-- START Data rows --

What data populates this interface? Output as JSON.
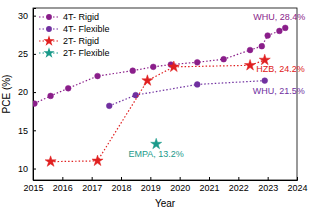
{
  "chart_data": {
    "type": "line",
    "x_label": "Year",
    "y_label": "PCE (%)",
    "xlim": [
      2015,
      2024
    ],
    "xticks": [
      2015,
      2016,
      2017,
      2018,
      2019,
      2020,
      2021,
      2022,
      2023,
      2024
    ],
    "ylim": [
      8.5,
      31
    ],
    "yticks": [
      10,
      15,
      20,
      25,
      30
    ],
    "grid": false,
    "legend": "upper left",
    "series": [
      {
        "name": "4T- Rigid",
        "color": "#8a1e8a",
        "marker": "circle",
        "line_style": "dotted",
        "x": [
          2015.05,
          2015.6,
          2016.2,
          2017.2,
          2018.4,
          2019.1,
          2019.7,
          2020.6,
          2021.5,
          2022.4,
          2022.8,
          2023.0,
          2023.4,
          2023.6
        ],
        "values": [
          18.5,
          19.5,
          20.5,
          22.1,
          22.8,
          23.3,
          23.6,
          23.9,
          24.3,
          25.5,
          26.0,
          27.4,
          28.0,
          28.4
        ]
      },
      {
        "name": "4T- Flexible",
        "color": "#7030a0",
        "marker": "circle",
        "line_style": "dotted",
        "x": [
          2017.6,
          2018.5,
          2020.6,
          2022.9
        ],
        "values": [
          18.2,
          19.6,
          21.0,
          21.5
        ]
      },
      {
        "name": "2T- Rigid",
        "color": "#e02020",
        "marker": "star",
        "line_style": "dotted",
        "x": [
          2015.6,
          2017.2,
          2018.9,
          2019.8,
          2022.4,
          2022.9
        ],
        "values": [
          10.9,
          11.0,
          21.5,
          23.3,
          23.5,
          24.2
        ]
      },
      {
        "name": "2T- Flexible",
        "color": "#1a9a8a",
        "marker": "star",
        "line_style": "dotted",
        "x": [
          2019.2
        ],
        "values": [
          13.2
        ]
      }
    ],
    "annotations": [
      {
        "text": "WHU, 28.4%",
        "x": 2023.6,
        "y": 28.4,
        "color": "#8a1e8a"
      },
      {
        "text": "WHU, 21.5%",
        "x": 2022.9,
        "y": 21.5,
        "color": "#7030a0"
      },
      {
        "text": "HZB, 24.2%",
        "x": 2022.9,
        "y": 24.2,
        "color": "#e02020"
      },
      {
        "text": "EMPA, 13.2%",
        "x": 2019.2,
        "y": 13.2,
        "color": "#1a9a8a"
      }
    ]
  }
}
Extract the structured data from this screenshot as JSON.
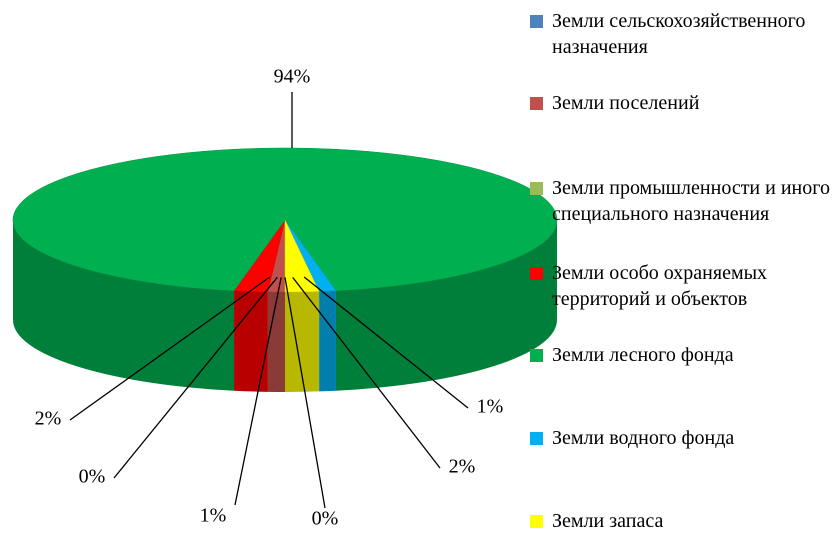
{
  "chart_data": {
    "type": "pie",
    "categories": [
      "Земли сельскохозяйственного назначения",
      "Земли поселений",
      "Земли промышленности и иного специального назначения",
      "Земли особо охраняемых территорий и объектов",
      "Земли лесного фонда",
      "Земли водного фонда",
      "Земли запаса"
    ],
    "values": [
      0,
      1,
      0,
      2,
      94,
      1,
      2
    ],
    "value_labels": [
      "0%",
      "1%",
      "0%",
      "2%",
      "94%",
      "1%",
      "2%"
    ],
    "colors": [
      "#4f81bd",
      "#c0504d",
      "#9bbb59",
      "#ff0000",
      "#00b050",
      "#00b0f0",
      "#ffff00"
    ],
    "legend": "right"
  }
}
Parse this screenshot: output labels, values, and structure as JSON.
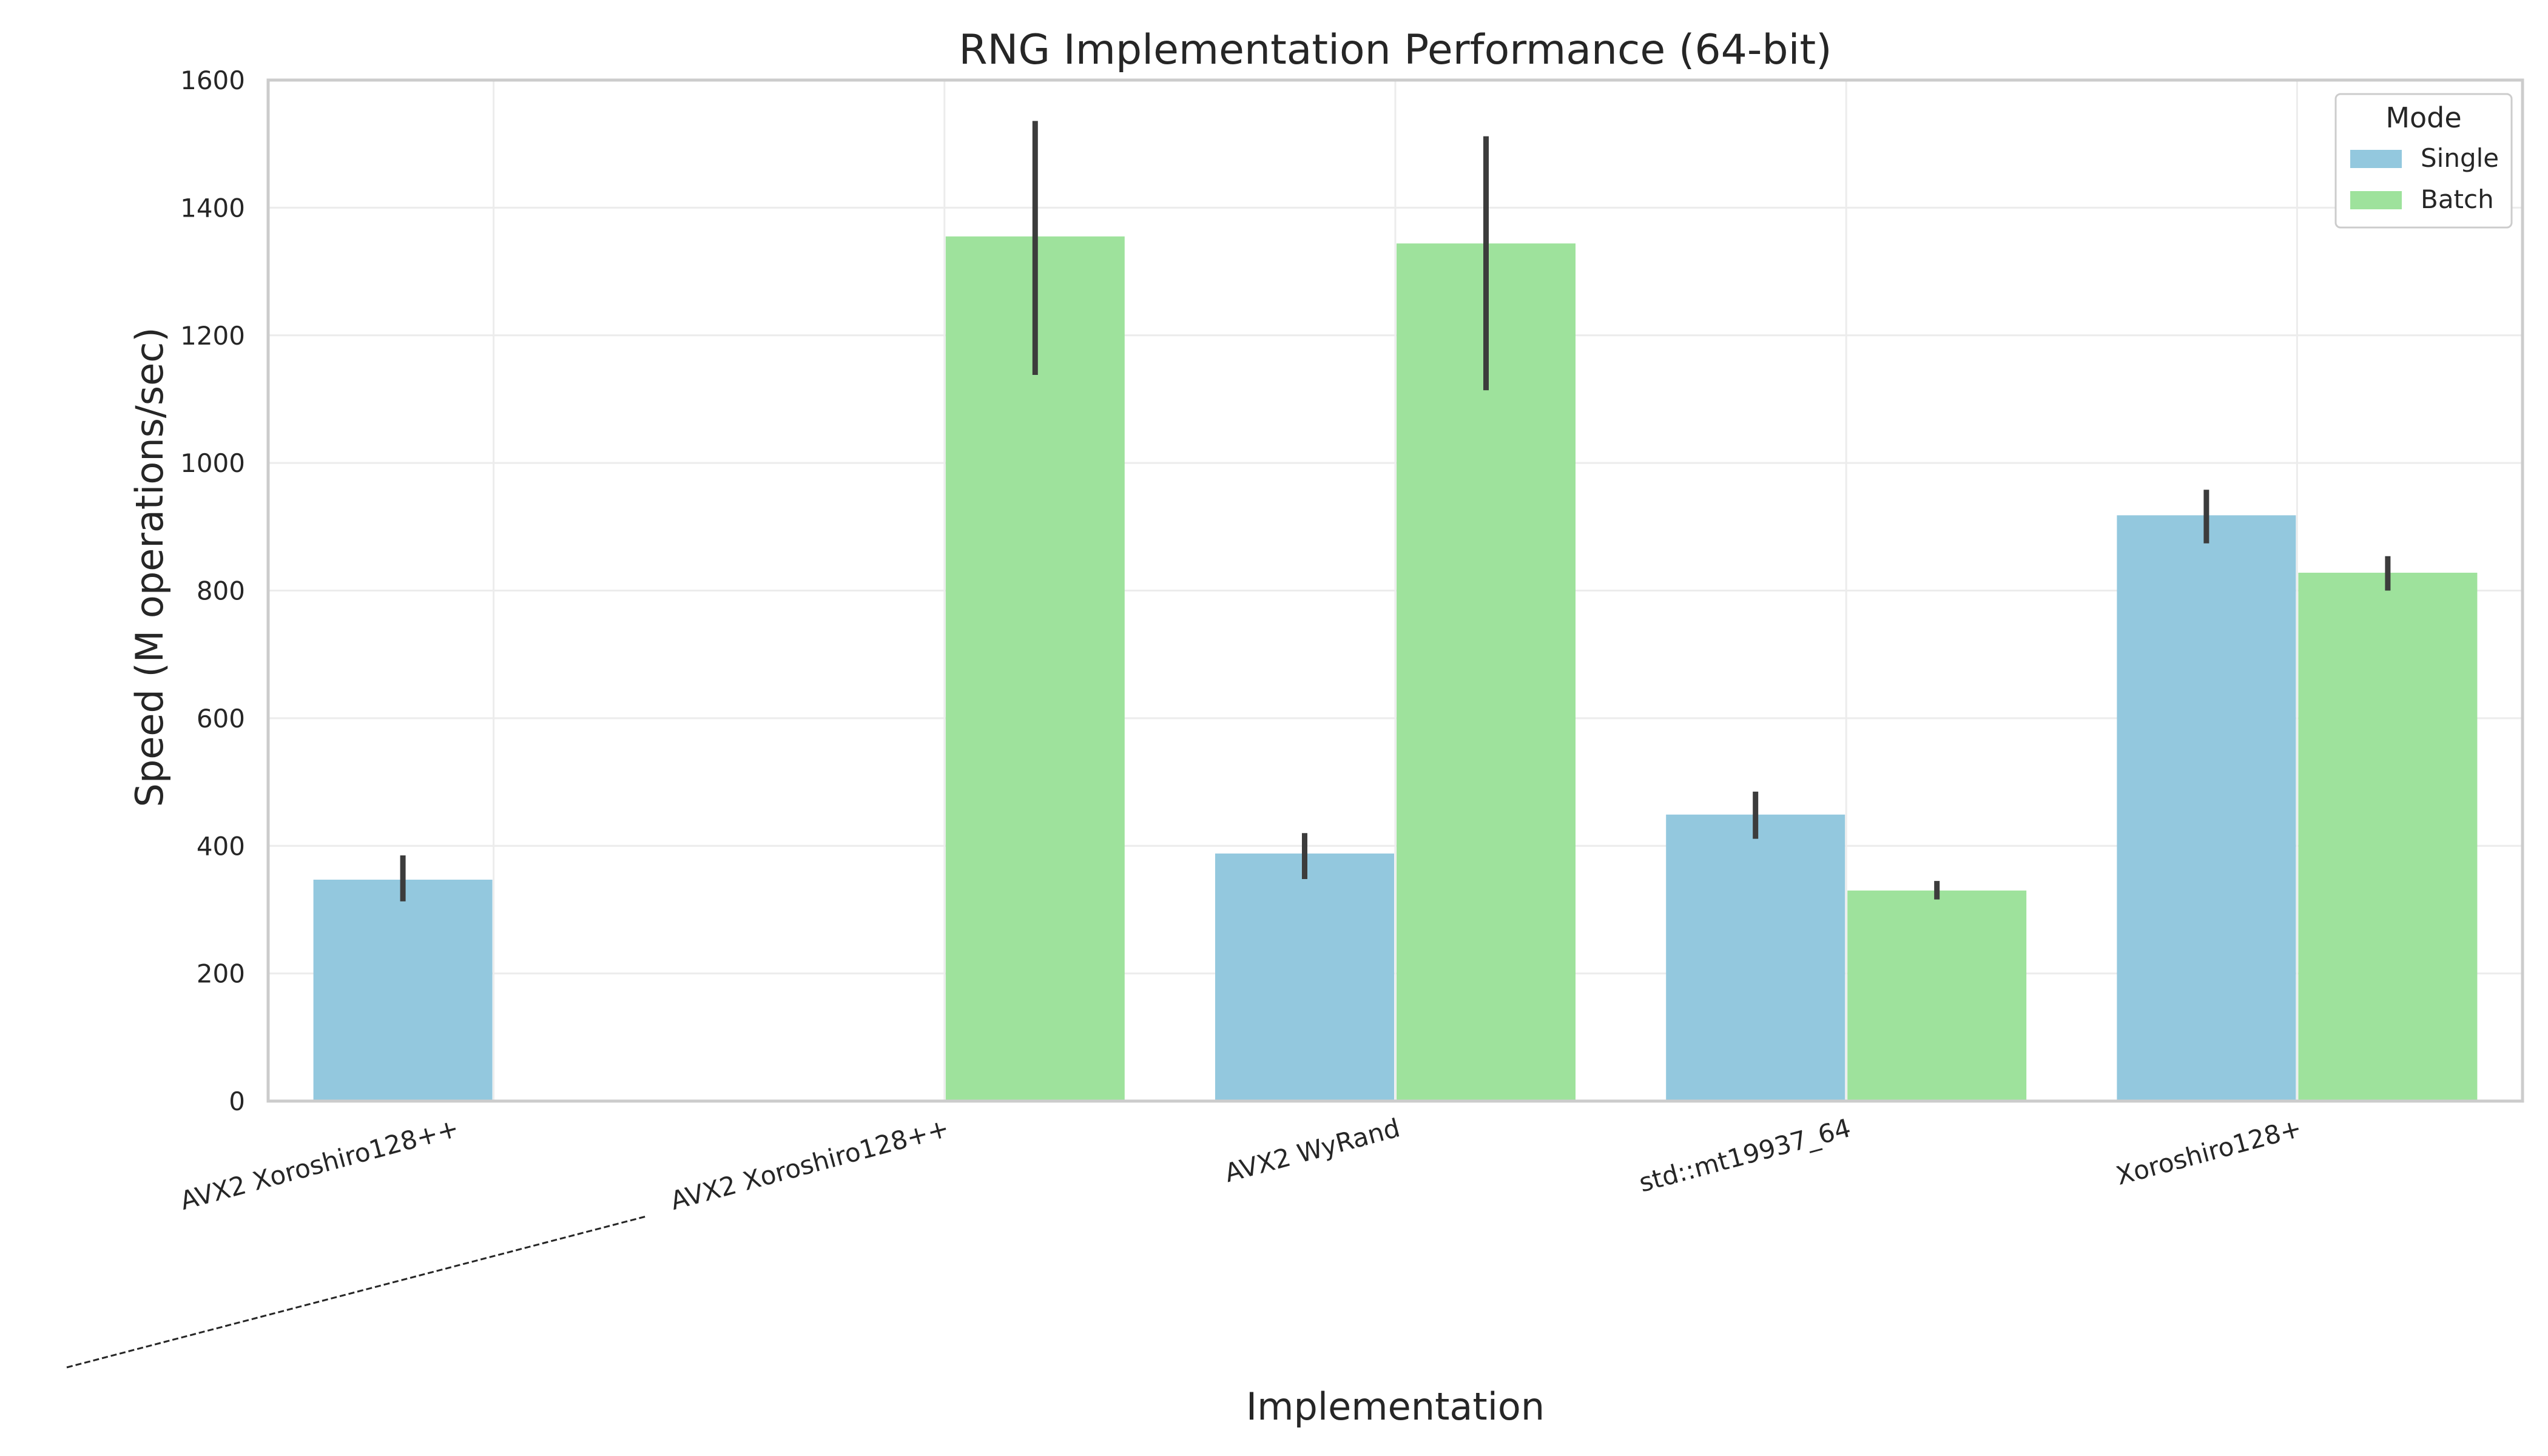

-- END Data rows --

[Task to complete]
Strip the images and reproduce the remaining records precisely.

[Task response]
What data populates this interface? Output as JSON.
{
  "chart_data": {
    "type": "line",
    "x_label": "Year",
    "y_label": "PCE (%)",
    "xlim": [
      2015,
      2024
    ],
    "xticks": [
      2015,
      2016,
      2017,
      2018,
      2019,
      2020,
      2021,
      2022,
      2023,
      2024
    ],
    "ylim": [
      8.5,
      31
    ],
    "yticks": [
      10,
      15,
      20,
      25,
      30
    ],
    "grid": false,
    "legend": "upper left",
    "series": [
      {
        "name": "4T- Rigid",
        "color": "#8a1e8a",
        "marker": "circle",
        "line_style": "dotted",
        "x": [
          2015.05,
          2015.6,
          2016.2,
          2017.2,
          2018.4,
          2019.1,
          2019.7,
          2020.6,
          2021.5,
          2022.4,
          2022.8,
          2023.0,
          2023.4,
          2023.6
        ],
        "values": [
          18.5,
          19.5,
          20.5,
          22.1,
          22.8,
          23.3,
          23.6,
          23.9,
          24.3,
          25.5,
          26.0,
          27.4,
          28.0,
          28.4
        ]
      },
      {
        "name": "4T- Flexible",
        "color": "#7030a0",
        "marker": "circle",
        "line_style": "dotted",
        "x": [
          2017.6,
          2018.5,
          2020.6,
          2022.9
        ],
        "values": [
          18.2,
          19.6,
          21.0,
          21.5
        ]
      },
      {
        "name": "2T- Rigid",
        "color": "#e02020",
        "marker": "star",
        "line_style": "dotted",
        "x": [
          2015.6,
          2017.2,
          2018.9,
          2019.8,
          2022.4,
          2022.9
        ],
        "values": [
          10.9,
          11.0,
          21.5,
          23.3,
          23.5,
          24.2
        ]
      },
      {
        "name": "2T- Flexible",
        "color": "#1a9a8a",
        "marker": "star",
        "line_style": "dotted",
        "x": [
          2019.2
        ],
        "values": [
          13.2
        ]
      }
    ],
    "annotations": [
      {
        "text": "WHU, 28.4%",
        "x": 2023.6,
        "y": 28.4,
        "color": "#8a1e8a"
      },
      {
        "text": "WHU, 21.5%",
        "x": 2022.9,
        "y": 21.5,
        "color": "#7030a0"
      },
      {
        "text": "HZB, 24.2%",
        "x": 2022.9,
        "y": 24.2,
        "color": "#e02020"
      },
      {
        "text": "EMPA, 13.2%",
        "x": 2019.2,
        "y": 13.2,
        "color": "#1a9a8a"
      }
    ]
  }
}
Extract the structured data from this screenshot as JSON.
{
  "chart_data": {
    "type": "pie",
    "categories": [
      "Земли сельскохозяйственного назначения",
      "Земли поселений",
      "Земли промышленности и иного специального назначения",
      "Земли особо охраняемых территорий и объектов",
      "Земли лесного фонда",
      "Земли водного фонда",
      "Земли запаса"
    ],
    "values": [
      0,
      1,
      0,
      2,
      94,
      1,
      2
    ],
    "value_labels": [
      "0%",
      "1%",
      "0%",
      "2%",
      "94%",
      "1%",
      "2%"
    ],
    "colors": [
      "#4f81bd",
      "#c0504d",
      "#9bbb59",
      "#ff0000",
      "#00b050",
      "#00b0f0",
      "#ffff00"
    ],
    "legend": "right"
  }
}
Parse this screenshot: output labels, values, and structure as JSON.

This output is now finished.